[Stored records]
↓
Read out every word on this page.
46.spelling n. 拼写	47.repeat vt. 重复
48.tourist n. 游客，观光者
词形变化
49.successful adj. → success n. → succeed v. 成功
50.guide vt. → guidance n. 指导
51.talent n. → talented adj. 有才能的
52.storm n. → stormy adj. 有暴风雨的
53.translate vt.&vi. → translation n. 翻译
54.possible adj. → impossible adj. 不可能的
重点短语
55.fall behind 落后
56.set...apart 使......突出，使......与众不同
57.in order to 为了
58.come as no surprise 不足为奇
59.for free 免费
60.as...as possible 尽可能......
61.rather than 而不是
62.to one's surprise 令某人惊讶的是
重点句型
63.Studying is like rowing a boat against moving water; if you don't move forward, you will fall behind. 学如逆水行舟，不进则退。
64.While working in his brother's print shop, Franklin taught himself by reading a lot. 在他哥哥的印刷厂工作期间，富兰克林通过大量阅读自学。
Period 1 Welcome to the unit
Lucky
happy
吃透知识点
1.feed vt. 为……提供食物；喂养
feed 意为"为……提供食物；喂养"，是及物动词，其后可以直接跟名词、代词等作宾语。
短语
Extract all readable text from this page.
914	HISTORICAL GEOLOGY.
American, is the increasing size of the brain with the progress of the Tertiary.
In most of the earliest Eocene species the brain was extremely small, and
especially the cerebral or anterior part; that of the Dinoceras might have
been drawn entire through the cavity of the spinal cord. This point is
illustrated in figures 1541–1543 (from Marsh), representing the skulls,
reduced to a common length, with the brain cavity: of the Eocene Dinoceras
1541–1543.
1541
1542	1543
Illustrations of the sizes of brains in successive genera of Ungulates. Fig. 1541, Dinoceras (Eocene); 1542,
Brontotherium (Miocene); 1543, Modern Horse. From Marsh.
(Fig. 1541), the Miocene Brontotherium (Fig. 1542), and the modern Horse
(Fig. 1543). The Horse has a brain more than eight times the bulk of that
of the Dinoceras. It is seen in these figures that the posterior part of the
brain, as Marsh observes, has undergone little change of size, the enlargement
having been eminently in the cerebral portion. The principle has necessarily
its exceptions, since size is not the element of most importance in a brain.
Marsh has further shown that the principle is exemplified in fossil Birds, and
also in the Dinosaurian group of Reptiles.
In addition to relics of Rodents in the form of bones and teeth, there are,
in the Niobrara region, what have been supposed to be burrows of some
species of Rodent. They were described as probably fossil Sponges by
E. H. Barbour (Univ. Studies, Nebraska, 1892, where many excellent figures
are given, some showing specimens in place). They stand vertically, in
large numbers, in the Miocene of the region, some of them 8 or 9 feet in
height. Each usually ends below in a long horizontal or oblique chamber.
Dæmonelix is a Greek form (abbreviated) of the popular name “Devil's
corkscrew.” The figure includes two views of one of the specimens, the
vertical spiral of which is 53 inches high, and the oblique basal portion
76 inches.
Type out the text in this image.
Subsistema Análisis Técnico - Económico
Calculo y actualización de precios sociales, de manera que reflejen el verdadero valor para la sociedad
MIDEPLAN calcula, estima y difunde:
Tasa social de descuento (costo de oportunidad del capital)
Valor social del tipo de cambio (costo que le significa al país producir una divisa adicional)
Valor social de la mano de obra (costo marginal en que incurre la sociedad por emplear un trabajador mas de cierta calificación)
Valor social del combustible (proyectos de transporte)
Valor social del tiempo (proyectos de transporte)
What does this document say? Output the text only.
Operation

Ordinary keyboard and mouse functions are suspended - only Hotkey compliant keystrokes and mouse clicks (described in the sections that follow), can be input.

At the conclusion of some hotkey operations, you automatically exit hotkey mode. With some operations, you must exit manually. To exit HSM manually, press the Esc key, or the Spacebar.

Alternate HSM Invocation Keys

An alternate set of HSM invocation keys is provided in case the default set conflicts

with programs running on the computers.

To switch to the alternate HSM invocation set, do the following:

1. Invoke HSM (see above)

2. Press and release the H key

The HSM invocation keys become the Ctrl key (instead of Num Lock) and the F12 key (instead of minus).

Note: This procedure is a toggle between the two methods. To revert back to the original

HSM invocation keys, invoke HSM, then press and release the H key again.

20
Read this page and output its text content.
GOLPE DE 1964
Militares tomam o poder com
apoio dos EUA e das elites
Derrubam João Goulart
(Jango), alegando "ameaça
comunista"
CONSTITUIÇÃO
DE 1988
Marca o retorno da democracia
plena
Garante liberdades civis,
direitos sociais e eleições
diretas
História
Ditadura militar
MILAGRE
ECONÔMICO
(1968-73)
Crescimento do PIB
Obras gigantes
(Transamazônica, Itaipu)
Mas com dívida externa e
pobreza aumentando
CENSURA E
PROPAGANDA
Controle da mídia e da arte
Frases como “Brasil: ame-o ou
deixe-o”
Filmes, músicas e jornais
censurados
↑
Your objective: The data above must be returned in full, exactly as written.

Exercise answer:
Read out every word on this page.
46.spelling n. 拼写	47.repeat vt. 重复
48.tourist n. 游客，观光者
词形变化
49.successful adj. → success n. → succeed v. 成功
50.guide vt. → guidance n. 指导
51.talent n. → talented adj. 有才能的
52.storm n. → stormy adj. 有暴风雨的
53.translate vt.&vi. → translation n. 翻译
54.possible adj. → impossible adj. 不可能的
重点短语
55.fall behind 落后
56.set...apart 使......突出，使......与众不同
57.in order to 为了
58.come as no surprise 不足为奇
59.for free 免费
60.as...as possible 尽可能......
61.rather than 而不是
62.to one's surprise 令某人惊讶的是
重点句型
63.Studying is like rowing a boat against moving water; if you don't move forward, you will fall behind. 学如逆水行舟，不进则退。
64.While working in his brother's print shop, Franklin taught himself by reading a lot. 在他哥哥的印刷厂工作期间，富兰克林通过大量阅读自学。
Period 1 Welcome to the unit
Lucky
happy
吃透知识点
1.feed vt. 为……提供食物；喂养
feed 意为"为……提供食物；喂养"，是及物动词，其后可以直接跟名词、代词等作宾语。
短语
Extract all readable text from this page.
914	HISTORICAL GEOLOGY.
American, is the increasing size of the brain with the progress of the Tertiary.
In most of the earliest Eocene species the brain was extremely small, and
especially the cerebral or anterior part; that of the Dinoceras might have
been drawn entire through the cavity of the spinal cord. This point is
illustrated in figures 1541–1543 (from Marsh), representing the skulls,
reduced to a common length, with the brain cavity: of the Eocene Dinoceras
1541–1543.
1541
1542	1543
Illustrations of the sizes of brains in successive genera of Ungulates. Fig. 1541, Dinoceras (Eocene); 1542,
Brontotherium (Miocene); 1543, Modern Horse. From Marsh.
(Fig. 1541), the Miocene Brontotherium (Fig. 1542), and the modern Horse
(Fig. 1543). The Horse has a brain more than eight times the bulk of that
of the Dinoceras. It is seen in these figures that the posterior part of the
brain, as Marsh observes, has undergone little change of size, the enlargement
having been eminently in the cerebral portion. The principle has necessarily
its exceptions, since size is not the element of most importance in a brain.
Marsh has further shown that the principle is exemplified in fossil Birds, and
also in the Dinosaurian group of Reptiles.
In addition to relics of Rodents in the form of bones and teeth, there are,
in the Niobrara region, what have been supposed to be burrows of some
species of Rodent. They were described as probably fossil Sponges by
E. H. Barbour (Univ. Studies, Nebraska, 1892, where many excellent figures
are given, some showing specimens in place). They stand vertically, in
large numbers, in the Miocene of the region, some of them 8 or 9 feet in
height. Each usually ends below in a long horizontal or oblique chamber.
Dæmonelix is a Greek form (abbreviated) of the popular name “Devil's
corkscrew.” The figure includes two views of one of the specimens, the
vertical spiral of which is 53 inches high, and the oblique basal portion
76 inches.
Type out the text in this image.
Subsistema Análisis Técnico - Económico
Calculo y actualización de precios sociales, de manera que reflejen el verdadero valor para la sociedad
MIDEPLAN calcula, estima y difunde:
Tasa social de descuento (costo de oportunidad del capital)
Valor social del tipo de cambio (costo que le significa al país producir una divisa adicional)
Valor social de la mano de obra (costo marginal en que incurre la sociedad por emplear un trabajador mas de cierta calificación)
Valor social del combustible (proyectos de transporte)
Valor social del tiempo (proyectos de transporte)
What does this document say? Output the text only.
Operation

Ordinary keyboard and mouse functions are suspended - only Hotkey compliant keystrokes and mouse clicks (described in the sections that follow), can be input.

At the conclusion of some hotkey operations, you automatically exit hotkey mode. With some operations, you must exit manually. To exit HSM manually, press the Esc key, or the Spacebar.

Alternate HSM Invocation Keys

An alternate set of HSM invocation keys is provided in case the default set conflicts

with programs running on the computers.

To switch to the alternate HSM invocation set, do the following:

1. Invoke HSM (see above)

2. Press and release the H key

The HSM invocation keys become the Ctrl key (instead of Num Lock) and the F12 key (instead of minus).

Note: This procedure is a toggle between the two methods. To revert back to the original

HSM invocation keys, invoke HSM, then press and release the H key again.

20
Read this page and output its text content.
GOLPE DE 1964
Militares tomam o poder com
apoio dos EUA e das elites
Derrubam João Goulart
(Jango), alegando "ameaça
comunista"
CONSTITUIÇÃO
DE 1988
Marca o retorno da democracia
plena
Garante liberdades civis,
direitos sociais e eleições
diretas
História
Ditadura militar
MILAGRE
ECONÔMICO
(1968-73)
Crescimento do PIB
Obras gigantes
(Transamazônica, Itaipu)
Mas com dívida externa e
pobreza aumentando
CENSURA E
PROPAGANDA
Controle da mídia e da arte
Frases como “Brasil: ame-o ou
deixe-o”
Filmes, músicas e jornais
censurados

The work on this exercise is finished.